**What is required**.
Pick out each line containing the string "ylabel".

**Material**.
** begin **
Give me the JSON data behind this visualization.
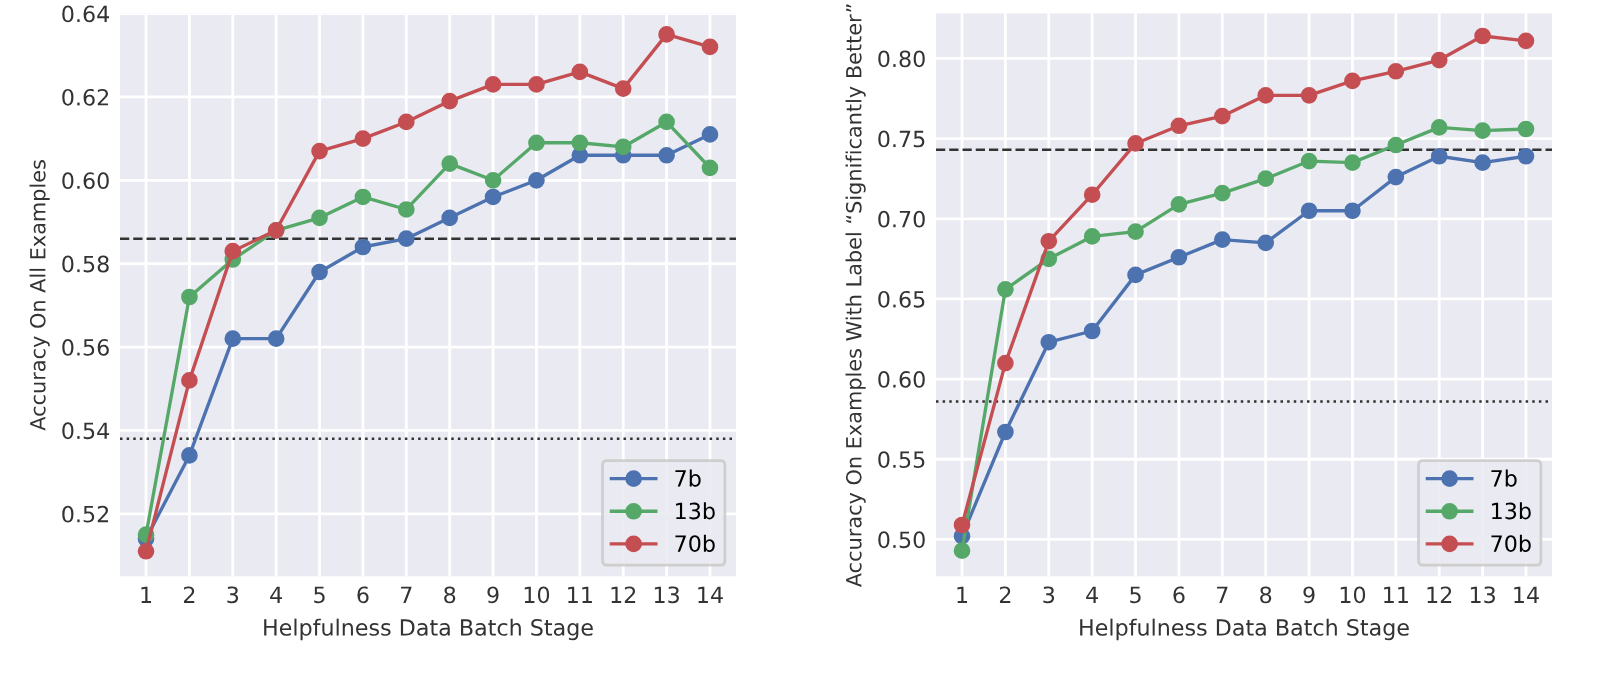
{
  "chart_data": [
    {
      "type": "line",
      "categories": [
        "1",
        "2",
        "3",
        "4",
        "5",
        "6",
        "7",
        "8",
        "9",
        "10",
        "11",
        "12",
        "13",
        "14"
      ],
      "xlabel": "Helpfulness Data Batch Stage",
      "ylabel": "Accuracy On All Examples",
      "ylim": [
        0.505,
        0.64
      ],
      "yticks": [
        {
          "value": 0.52,
          "label": "0.52"
        },
        {
          "value": 0.54,
          "label": "0.54"
        },
        {
          "value": 0.56,
          "label": "0.56"
        },
        {
          "value": 0.58,
          "label": "0.58"
        },
        {
          "value": 0.6,
          "label": "0.60"
        },
        {
          "value": 0.62,
          "label": "0.62"
        },
        {
          "value": 0.64,
          "label": "0.64"
        }
      ],
      "grid": true,
      "legend": "bottom right",
      "marker": "circle",
      "line_style": "solid",
      "series": [
        {
          "name": "7b",
          "color": "#4c72b0",
          "values": [
            0.514,
            0.534,
            0.562,
            0.562,
            0.578,
            0.584,
            0.586,
            0.591,
            0.596,
            0.6,
            0.606,
            0.606,
            0.606,
            0.611
          ]
        },
        {
          "name": "13b",
          "color": "#55a868",
          "values": [
            0.515,
            0.572,
            0.581,
            0.588,
            0.591,
            0.596,
            0.593,
            0.604,
            0.6,
            0.609,
            0.609,
            0.608,
            0.614,
            0.603
          ]
        },
        {
          "name": "70b",
          "color": "#c44e52",
          "values": [
            0.511,
            0.552,
            0.583,
            0.588,
            0.607,
            0.61,
            0.614,
            0.619,
            0.623,
            0.623,
            0.626,
            0.622,
            0.635,
            0.632
          ]
        }
      ],
      "ref_lines": [
        {
          "axis": "y",
          "value": 0.586,
          "color": "#333333",
          "line_style": "dashed"
        },
        {
          "axis": "y",
          "value": 0.538,
          "color": "#333333",
          "line_style": "dotted"
        }
      ]
    },
    {
      "type": "line",
      "categories": [
        "1",
        "2",
        "3",
        "4",
        "5",
        "6",
        "7",
        "8",
        "9",
        "10",
        "11",
        "12",
        "13",
        "14"
      ],
      "xlabel": "Helpfulness Data Batch Stage",
      "ylabel": "Accuracy On Examples With Label “Significantly Better”",
      "ylim": [
        0.477,
        0.828
      ],
      "yticks": [
        {
          "value": 0.5,
          "label": "0.50"
        },
        {
          "value": 0.55,
          "label": "0.55"
        },
        {
          "value": 0.6,
          "label": "0.60"
        },
        {
          "value": 0.65,
          "label": "0.65"
        },
        {
          "value": 0.7,
          "label": "0.70"
        },
        {
          "value": 0.75,
          "label": "0.75"
        },
        {
          "value": 0.8,
          "label": "0.80"
        }
      ],
      "grid": true,
      "legend": "bottom right",
      "marker": "circle",
      "line_style": "solid",
      "series": [
        {
          "name": "7b",
          "color": "#4c72b0",
          "values": [
            0.502,
            0.567,
            0.623,
            0.63,
            0.665,
            0.676,
            0.687,
            0.685,
            0.705,
            0.705,
            0.726,
            0.739,
            0.735,
            0.739
          ]
        },
        {
          "name": "13b",
          "color": "#55a868",
          "values": [
            0.493,
            0.656,
            0.675,
            0.689,
            0.692,
            0.709,
            0.716,
            0.725,
            0.736,
            0.735,
            0.746,
            0.757,
            0.755,
            0.756
          ]
        },
        {
          "name": "70b",
          "color": "#c44e52",
          "values": [
            0.509,
            0.61,
            0.686,
            0.715,
            0.747,
            0.758,
            0.764,
            0.777,
            0.777,
            0.786,
            0.792,
            0.799,
            0.814,
            0.811
          ]
        }
      ],
      "ref_lines": [
        {
          "axis": "y",
          "value": 0.743,
          "color": "#333333",
          "line_style": "dashed"
        },
        {
          "axis": "y",
          "value": 0.586,
          "color": "#333333",
          "line_style": "dotted"
        }
      ]
    }
  ]
}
** end **
**Output below**.
      "ylabel": "Accuracy On All Examples",
      "ylabel": "Accuracy On Examples With Label “Significantly Better”",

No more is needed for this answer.